### Task input
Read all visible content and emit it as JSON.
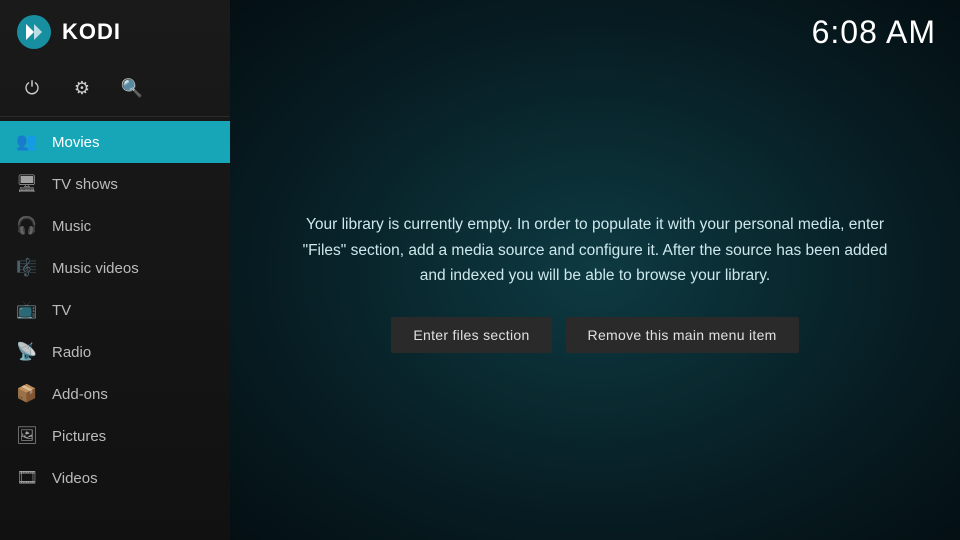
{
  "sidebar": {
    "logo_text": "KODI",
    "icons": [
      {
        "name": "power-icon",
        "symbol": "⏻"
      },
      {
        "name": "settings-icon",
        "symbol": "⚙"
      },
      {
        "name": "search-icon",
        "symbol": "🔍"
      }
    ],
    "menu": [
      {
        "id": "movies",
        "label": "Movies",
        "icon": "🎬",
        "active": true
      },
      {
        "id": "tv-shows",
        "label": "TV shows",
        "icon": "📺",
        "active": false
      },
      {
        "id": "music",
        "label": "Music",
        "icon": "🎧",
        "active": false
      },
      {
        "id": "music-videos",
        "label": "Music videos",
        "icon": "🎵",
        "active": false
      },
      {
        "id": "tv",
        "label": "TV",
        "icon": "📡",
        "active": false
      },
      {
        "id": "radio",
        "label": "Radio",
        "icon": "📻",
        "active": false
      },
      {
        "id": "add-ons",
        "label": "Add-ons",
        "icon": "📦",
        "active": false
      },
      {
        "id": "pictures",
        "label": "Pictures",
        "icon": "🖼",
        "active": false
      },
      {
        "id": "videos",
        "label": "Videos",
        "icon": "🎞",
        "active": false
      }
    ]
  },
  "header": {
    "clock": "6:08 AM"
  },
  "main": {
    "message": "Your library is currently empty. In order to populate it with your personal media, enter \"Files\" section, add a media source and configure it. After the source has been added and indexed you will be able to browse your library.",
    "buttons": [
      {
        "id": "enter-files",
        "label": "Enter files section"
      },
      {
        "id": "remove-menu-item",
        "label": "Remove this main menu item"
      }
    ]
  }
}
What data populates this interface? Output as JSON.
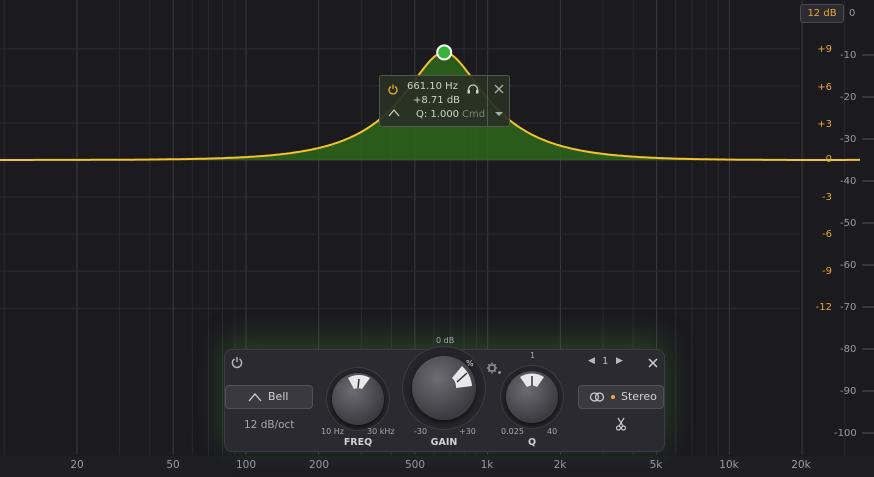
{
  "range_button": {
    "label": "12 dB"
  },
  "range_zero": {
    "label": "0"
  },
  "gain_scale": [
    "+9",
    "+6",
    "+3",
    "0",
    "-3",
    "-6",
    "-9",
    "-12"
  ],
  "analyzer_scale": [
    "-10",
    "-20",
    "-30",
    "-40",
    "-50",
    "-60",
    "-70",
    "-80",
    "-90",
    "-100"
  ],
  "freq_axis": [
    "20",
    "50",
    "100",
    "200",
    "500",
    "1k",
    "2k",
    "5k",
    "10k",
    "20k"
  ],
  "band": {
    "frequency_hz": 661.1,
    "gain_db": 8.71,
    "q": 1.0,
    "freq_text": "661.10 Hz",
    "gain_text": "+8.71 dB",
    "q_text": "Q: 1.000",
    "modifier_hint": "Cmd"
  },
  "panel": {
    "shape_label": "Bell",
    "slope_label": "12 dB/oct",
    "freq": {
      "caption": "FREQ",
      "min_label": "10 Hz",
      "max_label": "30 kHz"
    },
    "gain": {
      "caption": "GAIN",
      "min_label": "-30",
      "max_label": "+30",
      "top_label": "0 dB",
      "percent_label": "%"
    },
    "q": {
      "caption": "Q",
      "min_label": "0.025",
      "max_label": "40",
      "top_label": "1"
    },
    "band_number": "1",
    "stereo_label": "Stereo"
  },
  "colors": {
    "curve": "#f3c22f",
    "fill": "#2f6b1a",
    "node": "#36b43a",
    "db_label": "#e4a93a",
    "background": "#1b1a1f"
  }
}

### Required task
Set every line down exactly as written, leaving each picture out.

### Task answer
Read all visible content and emit it as JSON.
{
  "sidebar": {
    "logo_text": "KODI",
    "icons": [
      {
        "name": "power-icon",
        "symbol": "⏻"
      },
      {
        "name": "settings-icon",
        "symbol": "⚙"
      },
      {
        "name": "search-icon",
        "symbol": "🔍"
      }
    ],
    "menu": [
      {
        "id": "movies",
        "label": "Movies",
        "icon": "🎬",
        "active": true
      },
      {
        "id": "tv-shows",
        "label": "TV shows",
        "icon": "📺",
        "active": false
      },
      {
        "id": "music",
        "label": "Music",
        "icon": "🎧",
        "active": false
      },
      {
        "id": "music-videos",
        "label": "Music videos",
        "icon": "🎵",
        "active": false
      },
      {
        "id": "tv",
        "label": "TV",
        "icon": "📡",
        "active": false
      },
      {
        "id": "radio",
        "label": "Radio",
        "icon": "📻",
        "active": false
      },
      {
        "id": "add-ons",
        "label": "Add-ons",
        "icon": "📦",
        "active": false
      },
      {
        "id": "pictures",
        "label": "Pictures",
        "icon": "🖼",
        "active": false
      },
      {
        "id": "videos",
        "label": "Videos",
        "icon": "🎞",
        "active": false
      }
    ]
  },
  "header": {
    "clock": "6:08 AM"
  },
  "main": {
    "message": "Your library is currently empty. In order to populate it with your personal media, enter \"Files\" section, add a media source and configure it. After the source has been added and indexed you will be able to browse your library.",
    "buttons": [
      {
        "id": "enter-files",
        "label": "Enter files section"
      },
      {
        "id": "remove-menu-item",
        "label": "Remove this main menu item"
      }
    ]
  }
}
What data populates this interface? Output as JSON.
{
  "range_button": {
    "label": "12 dB"
  },
  "range_zero": {
    "label": "0"
  },
  "gain_scale": [
    "+9",
    "+6",
    "+3",
    "0",
    "-3",
    "-6",
    "-9",
    "-12"
  ],
  "analyzer_scale": [
    "-10",
    "-20",
    "-30",
    "-40",
    "-50",
    "-60",
    "-70",
    "-80",
    "-90",
    "-100"
  ],
  "freq_axis": [
    "20",
    "50",
    "100",
    "200",
    "500",
    "1k",
    "2k",
    "5k",
    "10k",
    "20k"
  ],
  "band": {
    "frequency_hz": 661.1,
    "gain_db": 8.71,
    "q": 1.0,
    "freq_text": "661.10 Hz",
    "gain_text": "+8.71 dB",
    "q_text": "Q: 1.000",
    "modifier_hint": "Cmd"
  },
  "panel": {
    "shape_label": "Bell",
    "slope_label": "12 dB/oct",
    "freq": {
      "caption": "FREQ",
      "min_label": "10 Hz",
      "max_label": "30 kHz"
    },
    "gain": {
      "caption": "GAIN",
      "min_label": "-30",
      "max_label": "+30",
      "top_label": "0 dB",
      "percent_label": "%"
    },
    "q": {
      "caption": "Q",
      "min_label": "0.025",
      "max_label": "40",
      "top_label": "1"
    },
    "band_number": "1",
    "stereo_label": "Stereo"
  },
  "colors": {
    "curve": "#f3c22f",
    "fill": "#2f6b1a",
    "node": "#36b43a",
    "db_label": "#e4a93a",
    "background": "#1b1a1f"
  }
}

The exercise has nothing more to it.